__RAW DATA__.
--- BEGIN ---

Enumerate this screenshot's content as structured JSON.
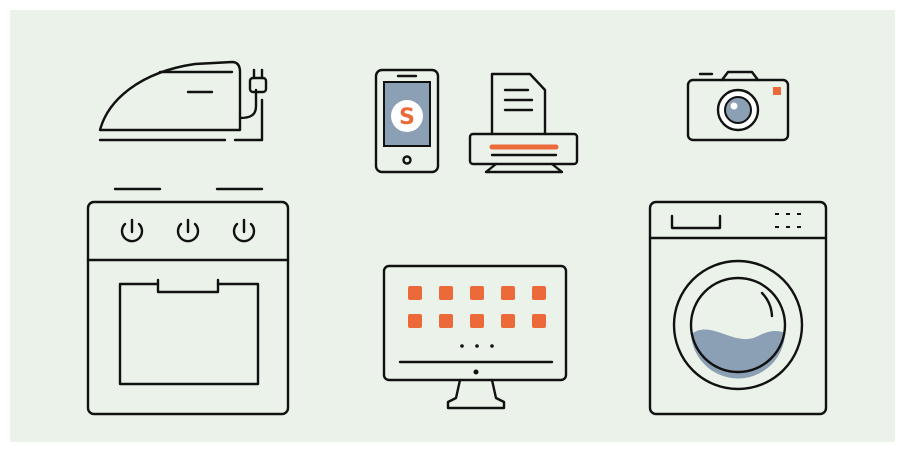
{
  "colors": {
    "background": "#ebf2ea",
    "line": "#111111",
    "accent": "#ec6a3a",
    "screen": "#8b9fb5",
    "water": "#8b9fb5"
  },
  "icons": [
    "iron-icon",
    "smartphone-icon",
    "printer-icon",
    "camera-icon",
    "oven-icon",
    "monitor-icon",
    "washing-machine-icon"
  ],
  "smartphone": {
    "logo_letter": "S"
  },
  "monitor": {
    "app_tile_rows": 2,
    "app_tile_columns": 5
  }
}
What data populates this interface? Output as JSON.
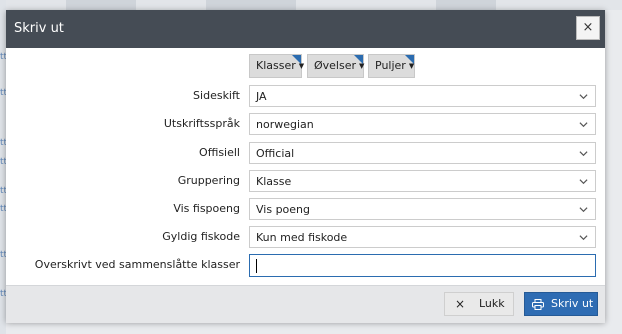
{
  "dialog": {
    "title": "Skriv ut",
    "close_label": "×"
  },
  "filters": [
    {
      "label": "Klasser"
    },
    {
      "label": "Øvelser"
    },
    {
      "label": "Puljer"
    }
  ],
  "fields": [
    {
      "label": "Sideskift",
      "value": "JA"
    },
    {
      "label": "Utskriftsspråk",
      "value": "norwegian"
    },
    {
      "label": "Offisiell",
      "value": "Official"
    },
    {
      "label": "Gruppering",
      "value": "Klasse"
    },
    {
      "label": "Vis fispoeng",
      "value": "Vis poeng"
    },
    {
      "label": "Gyldig fiskode",
      "value": "Kun med fiskode"
    }
  ],
  "override": {
    "label": "Overskrivt ved sammenslåtte klasser",
    "value": ""
  },
  "footer": {
    "close_icon": "×",
    "close_label": "Lukk",
    "print_label": "Skriv ut"
  },
  "icons": {
    "close": "close-icon",
    "caret": "caret-down-icon",
    "chevron": "chevron-down-icon",
    "print": "printer-icon"
  },
  "colors": {
    "titlebar": "#454c55",
    "accent": "#2e6cb3",
    "footer": "#e6e7e9"
  }
}
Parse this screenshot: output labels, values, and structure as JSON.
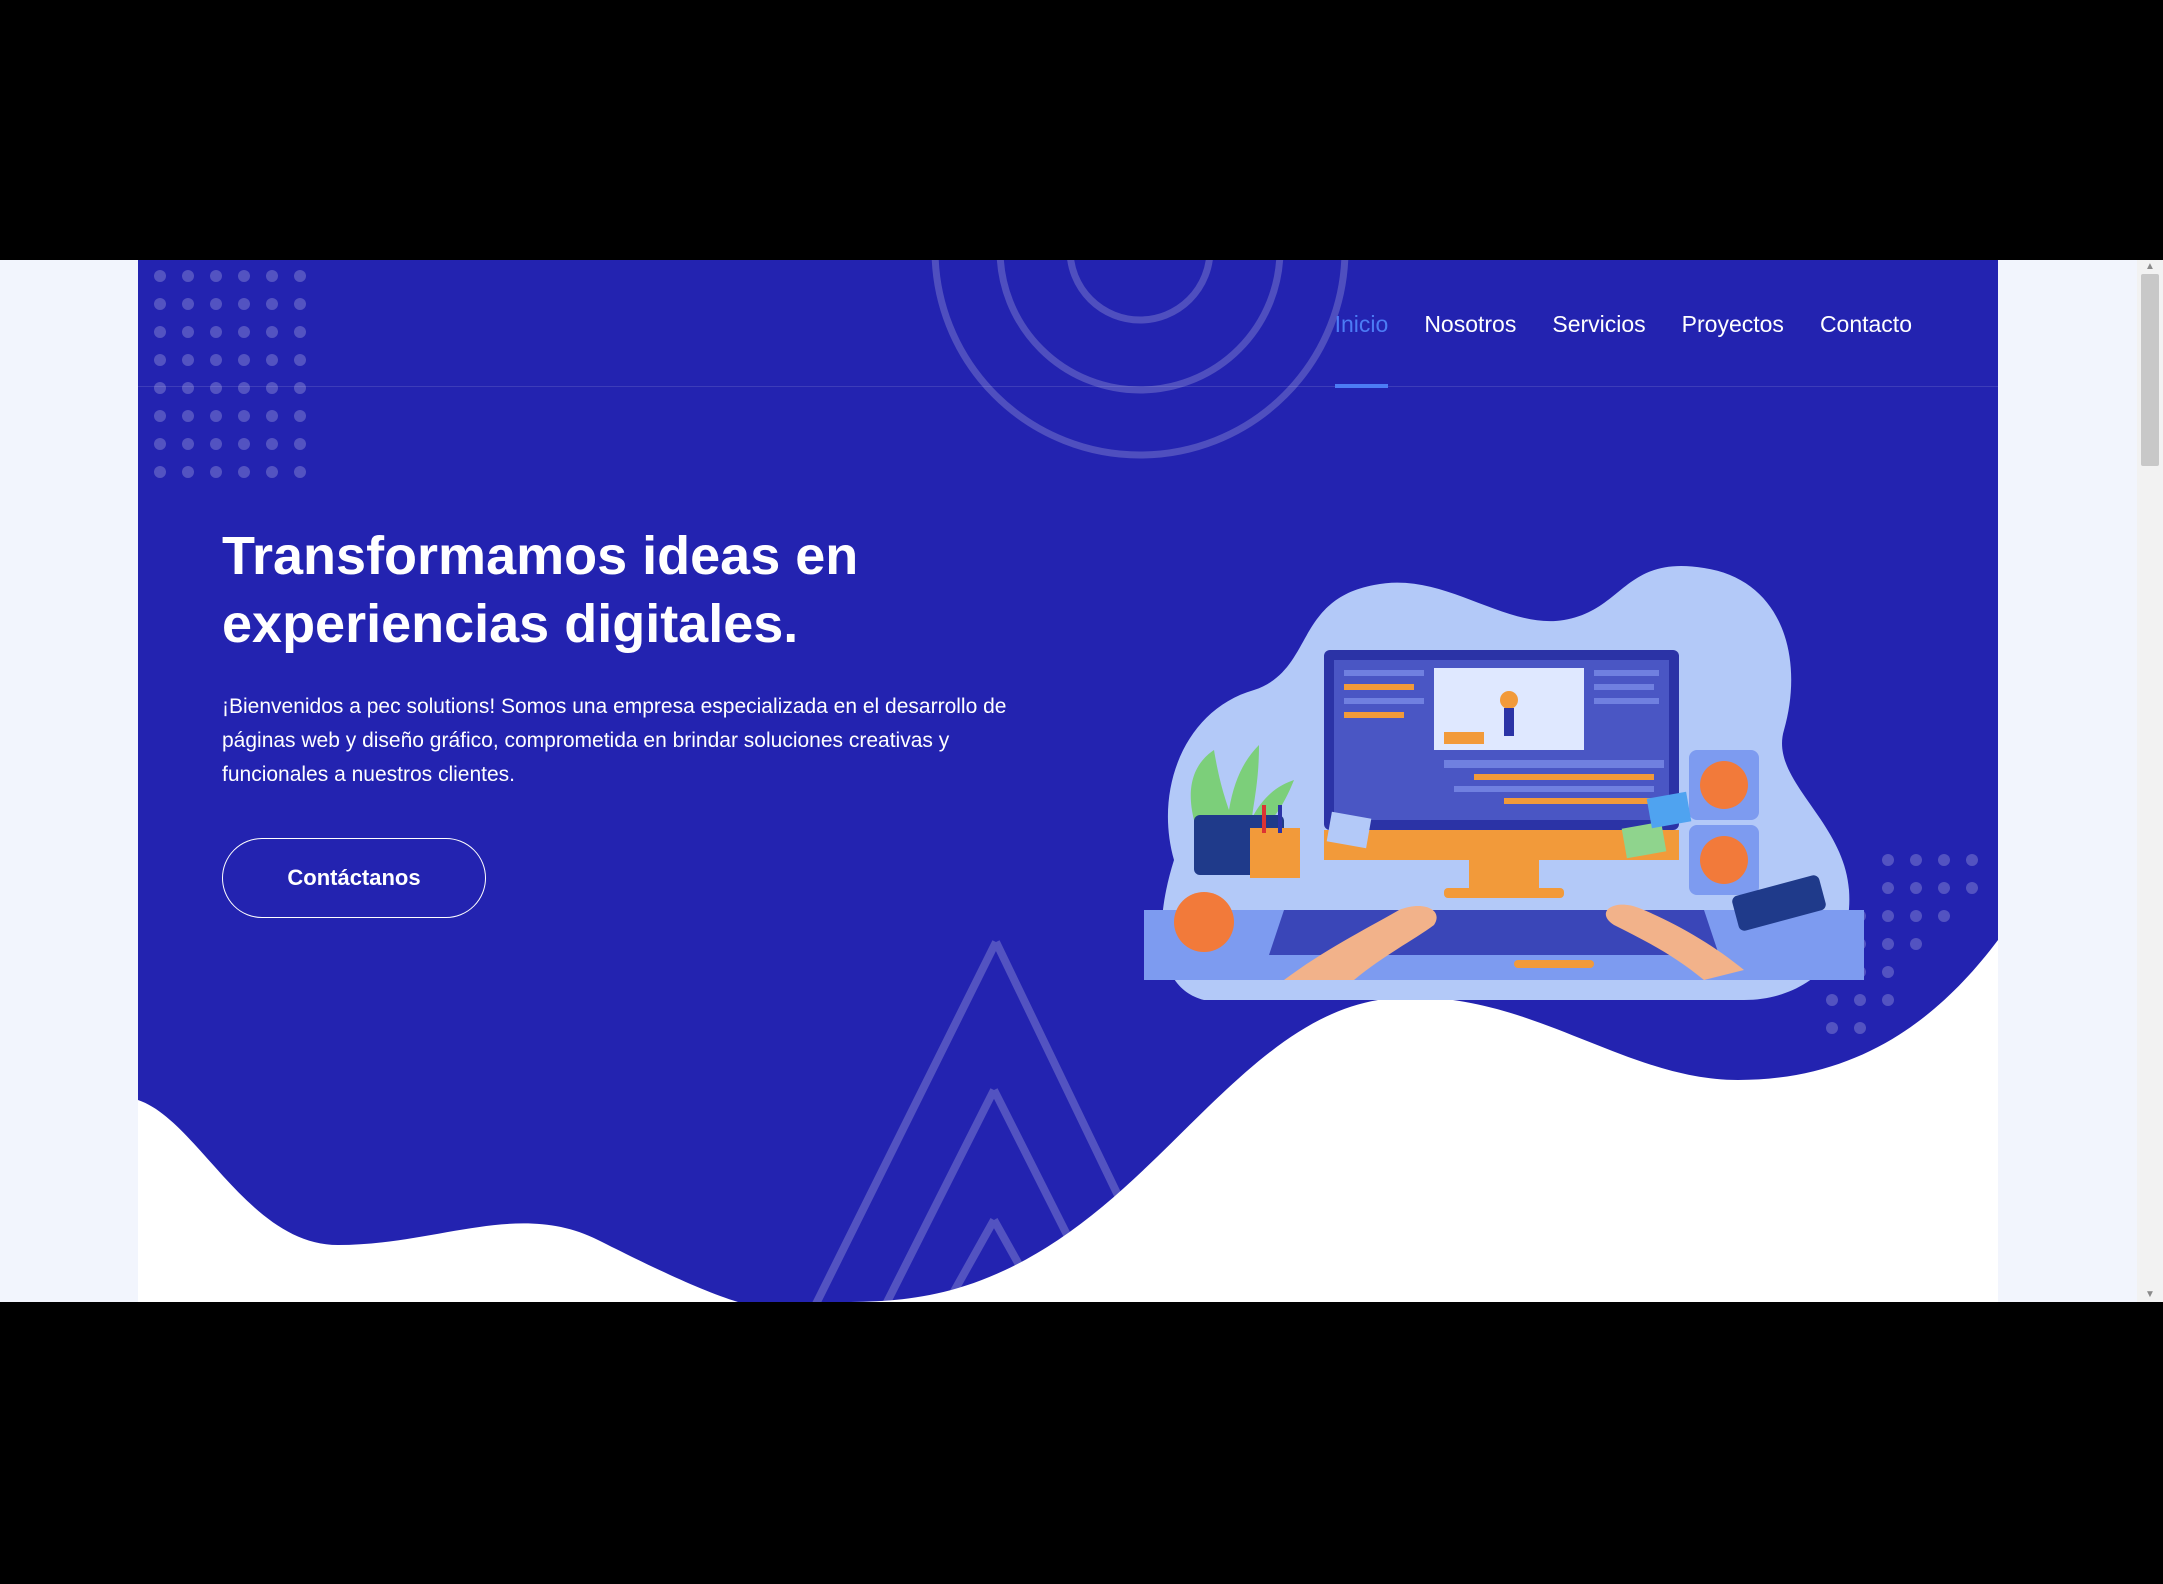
{
  "nav": {
    "items": [
      {
        "label": "Inicio",
        "active": true
      },
      {
        "label": "Nosotros",
        "active": false
      },
      {
        "label": "Servicios",
        "active": false
      },
      {
        "label": "Proyectos",
        "active": false
      },
      {
        "label": "Contacto",
        "active": false
      }
    ]
  },
  "hero": {
    "title_line1": "Transformamos ideas en",
    "title_line2": "experiencias digitales.",
    "text": "¡Bienvenidos a pec solutions! Somos una empresa especializada en el desarrollo de páginas web y diseño gráfico, comprometida en brindar soluciones creativas y funcionales a nuestros clientes.",
    "cta_label": "Contáctanos"
  },
  "colors": {
    "hero_blue": "#2323b0",
    "accent": "#4c7cf5",
    "page_bg": "#f2f5fd"
  },
  "icons": {
    "illustration": "developer-workstation-illustration",
    "scroll_up": "scroll-up-arrow",
    "scroll_down": "scroll-down-arrow"
  }
}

--- END ---

__BRIEF__. The material above holds pictures; copy everything else in it exactly.

__WRITTEN ANSWER__.
Enumerate this screenshot's content as structured JSON.
{
  "colors": {
    "background": "#ebf2ea",
    "line": "#111111",
    "accent": "#ec6a3a",
    "screen": "#8b9fb5",
    "water": "#8b9fb5"
  },
  "icons": [
    "iron-icon",
    "smartphone-icon",
    "printer-icon",
    "camera-icon",
    "oven-icon",
    "monitor-icon",
    "washing-machine-icon"
  ],
  "smartphone": {
    "logo_letter": "S"
  },
  "monitor": {
    "app_tile_rows": 2,
    "app_tile_columns": 5
  }
}
What data populates this interface? Output as JSON.
{
  "dialog": {
    "title": "Skriv ut",
    "close_label": "×"
  },
  "filters": [
    {
      "label": "Klasser"
    },
    {
      "label": "Øvelser"
    },
    {
      "label": "Puljer"
    }
  ],
  "fields": [
    {
      "label": "Sideskift",
      "value": "JA"
    },
    {
      "label": "Utskriftsspråk",
      "value": "norwegian"
    },
    {
      "label": "Offisiell",
      "value": "Official"
    },
    {
      "label": "Gruppering",
      "value": "Klasse"
    },
    {
      "label": "Vis fispoeng",
      "value": "Vis poeng"
    },
    {
      "label": "Gyldig fiskode",
      "value": "Kun med fiskode"
    }
  ],
  "override": {
    "label": "Overskrivt ved sammenslåtte klasser",
    "value": ""
  },
  "footer": {
    "close_icon": "×",
    "close_label": "Lukk",
    "print_label": "Skriv ut"
  },
  "icons": {
    "close": "close-icon",
    "caret": "caret-down-icon",
    "chevron": "chevron-down-icon",
    "print": "printer-icon"
  },
  "colors": {
    "titlebar": "#454c55",
    "accent": "#2e6cb3",
    "footer": "#e6e7e9"
  }
}
Parse this screenshot: output labels, values, and structure as JSON.
{
  "nav": {
    "items": [
      {
        "label": "Inicio",
        "active": true
      },
      {
        "label": "Nosotros",
        "active": false
      },
      {
        "label": "Servicios",
        "active": false
      },
      {
        "label": "Proyectos",
        "active": false
      },
      {
        "label": "Contacto",
        "active": false
      }
    ]
  },
  "hero": {
    "title_line1": "Transformamos ideas en",
    "title_line2": "experiencias digitales.",
    "text": "¡Bienvenidos a pec solutions! Somos una empresa especializada en el desarrollo de páginas web y diseño gráfico, comprometida en brindar soluciones creativas y funcionales a nuestros clientes.",
    "cta_label": "Contáctanos"
  },
  "colors": {
    "hero_blue": "#2323b0",
    "accent": "#4c7cf5",
    "page_bg": "#f2f5fd"
  },
  "icons": {
    "illustration": "developer-workstation-illustration",
    "scroll_up": "scroll-up-arrow",
    "scroll_down": "scroll-down-arrow"
  }
}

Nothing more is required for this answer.